>> BEGIN
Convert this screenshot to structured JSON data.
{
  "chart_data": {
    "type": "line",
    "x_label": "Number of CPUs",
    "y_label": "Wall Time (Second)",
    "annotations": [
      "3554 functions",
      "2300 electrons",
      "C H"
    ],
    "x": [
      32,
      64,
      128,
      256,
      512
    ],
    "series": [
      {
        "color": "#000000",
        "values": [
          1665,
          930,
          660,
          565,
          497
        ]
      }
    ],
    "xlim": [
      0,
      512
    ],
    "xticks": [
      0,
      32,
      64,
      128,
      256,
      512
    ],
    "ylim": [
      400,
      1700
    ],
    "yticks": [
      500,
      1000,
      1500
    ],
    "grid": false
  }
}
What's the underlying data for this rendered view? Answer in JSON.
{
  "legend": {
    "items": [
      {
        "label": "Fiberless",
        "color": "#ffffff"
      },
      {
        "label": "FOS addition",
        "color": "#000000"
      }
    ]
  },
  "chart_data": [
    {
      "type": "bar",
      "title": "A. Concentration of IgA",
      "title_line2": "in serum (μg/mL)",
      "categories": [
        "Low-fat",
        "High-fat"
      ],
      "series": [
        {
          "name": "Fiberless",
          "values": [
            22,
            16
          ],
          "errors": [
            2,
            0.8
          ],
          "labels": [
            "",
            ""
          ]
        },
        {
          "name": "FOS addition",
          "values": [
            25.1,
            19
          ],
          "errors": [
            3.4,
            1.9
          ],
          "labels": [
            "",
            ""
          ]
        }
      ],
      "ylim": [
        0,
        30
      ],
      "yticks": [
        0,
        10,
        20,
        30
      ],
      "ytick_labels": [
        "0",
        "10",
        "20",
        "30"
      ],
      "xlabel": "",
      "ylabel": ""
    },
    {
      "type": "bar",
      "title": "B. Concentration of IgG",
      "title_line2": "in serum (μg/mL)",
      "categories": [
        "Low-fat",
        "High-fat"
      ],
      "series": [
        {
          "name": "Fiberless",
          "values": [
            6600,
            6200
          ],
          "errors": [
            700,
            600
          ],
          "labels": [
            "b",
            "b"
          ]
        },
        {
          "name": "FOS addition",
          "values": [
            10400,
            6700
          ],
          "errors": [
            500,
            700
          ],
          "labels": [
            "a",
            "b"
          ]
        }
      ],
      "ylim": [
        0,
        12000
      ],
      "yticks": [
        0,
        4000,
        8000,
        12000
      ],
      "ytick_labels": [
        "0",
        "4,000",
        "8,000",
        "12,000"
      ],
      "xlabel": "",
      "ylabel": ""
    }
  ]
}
>> END
## PROBLEM DESCRIPTION
Pick each line holding the word "Concentration" out of the listing.

## WRITTEN ANSWER
      "title": "A. Concentration of IgA",
      "title": "B. Concentration of IgG",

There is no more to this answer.